• MATERIAL:
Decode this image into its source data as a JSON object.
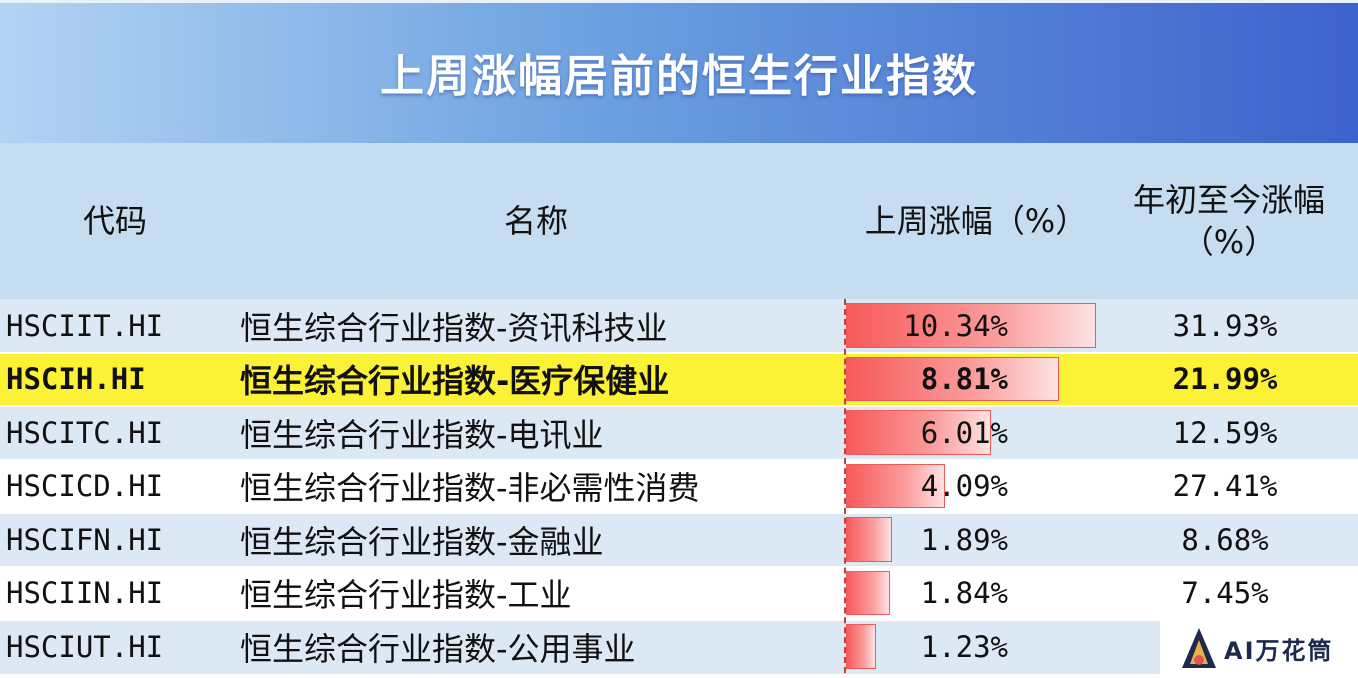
{
  "title": "上周涨幅居前的恒生行业指数",
  "columns": {
    "code": "代码",
    "name": "名称",
    "week": "上周涨幅（%）",
    "ytd_line1": "年初至今涨幅",
    "ytd_line2": "（%）"
  },
  "rows": [
    {
      "code": "HSCIIT.HI",
      "name": "恒生综合行业指数-资讯科技业",
      "week": "10.34%",
      "ytd": "31.93%",
      "highlight": false
    },
    {
      "code": "HSCIH.HI",
      "name": "恒生综合行业指数-医疗保健业",
      "week": "8.81%",
      "ytd": "21.99%",
      "highlight": true
    },
    {
      "code": "HSCITC.HI",
      "name": "恒生综合行业指数-电讯业",
      "week": "6.01%",
      "ytd": "12.59%",
      "highlight": false
    },
    {
      "code": "HSCICD.HI",
      "name": "恒生综合行业指数-非必需性消费",
      "week": "4.09%",
      "ytd": "27.41%",
      "highlight": false
    },
    {
      "code": "HSCIFN.HI",
      "name": "恒生综合行业指数-金融业",
      "week": "1.89%",
      "ytd": "8.68%",
      "highlight": false
    },
    {
      "code": "HSCIIN.HI",
      "name": "恒生综合行业指数-工业",
      "week": "1.84%",
      "ytd": "7.45%",
      "highlight": false
    },
    {
      "code": "HSCIUT.HI",
      "name": "恒生综合行业指数-公用事业",
      "week": "1.23%",
      "ytd": "",
      "highlight": false
    }
  ],
  "chart_data": {
    "type": "table",
    "title": "上周涨幅居前的恒生行业指数",
    "columns": [
      "代码",
      "名称",
      "上周涨幅（%）",
      "年初至今涨幅（%）"
    ],
    "categories": [
      "HSCIIT.HI",
      "HSCIH.HI",
      "HSCITC.HI",
      "HSCICD.HI",
      "HSCIFN.HI",
      "HSCIIN.HI",
      "HSCIUT.HI"
    ],
    "series": [
      {
        "name": "上周涨幅（%）",
        "values": [
          10.34,
          8.81,
          6.01,
          4.09,
          1.89,
          1.84,
          1.23
        ]
      },
      {
        "name": "年初至今涨幅（%）",
        "values": [
          31.93,
          21.99,
          12.59,
          27.41,
          8.68,
          7.45,
          null
        ]
      }
    ]
  },
  "watermark": {
    "text": "AI万花筒"
  },
  "colors": {
    "highlight_row": "#fbf136",
    "row_even": "#dce8f4",
    "row_odd": "#ffffff",
    "header_bg": "#c6dcf0",
    "bar_red": "#f75a5a"
  }
}
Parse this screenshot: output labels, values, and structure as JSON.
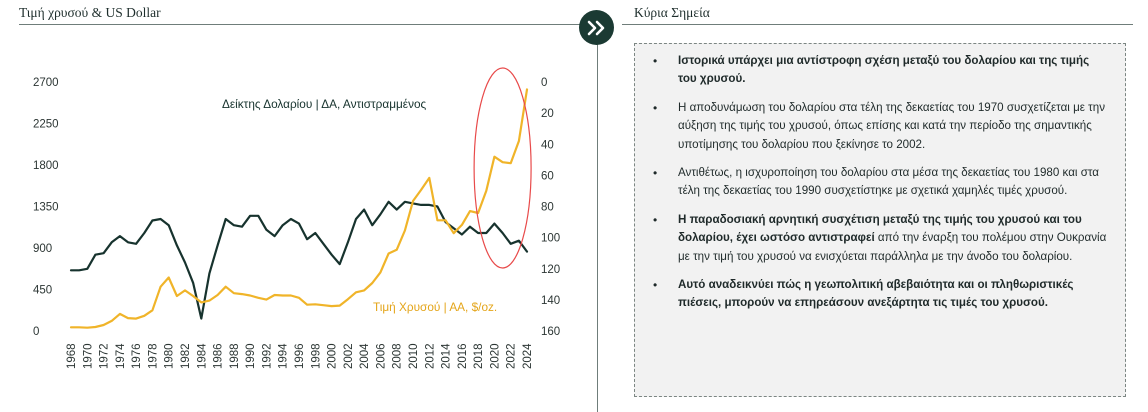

• EXERCISE BRIEF:
Reproduce the whole listing word for word, setting aside any pictures.

• WRITTEN ANSWER:
Decode this image into its source data as a JSON object.
{
  "title": "上周涨幅居前的恒生行业指数",
  "columns": {
    "code": "代码",
    "name": "名称",
    "week": "上周涨幅（%）",
    "ytd_line1": "年初至今涨幅",
    "ytd_line2": "（%）"
  },
  "rows": [
    {
      "code": "HSCIIT.HI",
      "name": "恒生综合行业指数-资讯科技业",
      "week": "10.34%",
      "ytd": "31.93%",
      "highlight": false
    },
    {
      "code": "HSCIH.HI",
      "name": "恒生综合行业指数-医疗保健业",
      "week": "8.81%",
      "ytd": "21.99%",
      "highlight": true
    },
    {
      "code": "HSCITC.HI",
      "name": "恒生综合行业指数-电讯业",
      "week": "6.01%",
      "ytd": "12.59%",
      "highlight": false
    },
    {
      "code": "HSCICD.HI",
      "name": "恒生综合行业指数-非必需性消费",
      "week": "4.09%",
      "ytd": "27.41%",
      "highlight": false
    },
    {
      "code": "HSCIFN.HI",
      "name": "恒生综合行业指数-金融业",
      "week": "1.89%",
      "ytd": "8.68%",
      "highlight": false
    },
    {
      "code": "HSCIIN.HI",
      "name": "恒生综合行业指数-工业",
      "week": "1.84%",
      "ytd": "7.45%",
      "highlight": false
    },
    {
      "code": "HSCIUT.HI",
      "name": "恒生综合行业指数-公用事业",
      "week": "1.23%",
      "ytd": "",
      "highlight": false
    }
  ],
  "chart_data": {
    "type": "table",
    "title": "上周涨幅居前的恒生行业指数",
    "columns": [
      "代码",
      "名称",
      "上周涨幅（%）",
      "年初至今涨幅（%）"
    ],
    "categories": [
      "HSCIIT.HI",
      "HSCIH.HI",
      "HSCITC.HI",
      "HSCICD.HI",
      "HSCIFN.HI",
      "HSCIIN.HI",
      "HSCIUT.HI"
    ],
    "series": [
      {
        "name": "上周涨幅（%）",
        "values": [
          10.34,
          8.81,
          6.01,
          4.09,
          1.89,
          1.84,
          1.23
        ]
      },
      {
        "name": "年初至今涨幅（%）",
        "values": [
          31.93,
          21.99,
          12.59,
          27.41,
          8.68,
          7.45,
          null
        ]
      }
    ]
  },
  "watermark": {
    "text": "AI万花筒"
  },
  "colors": {
    "highlight_row": "#fbf136",
    "row_even": "#dce8f4",
    "row_odd": "#ffffff",
    "header_bg": "#c6dcf0",
    "bar_red": "#f75a5a"
  }
}
Parse this screenshot: output labels, values, and structure as JSON.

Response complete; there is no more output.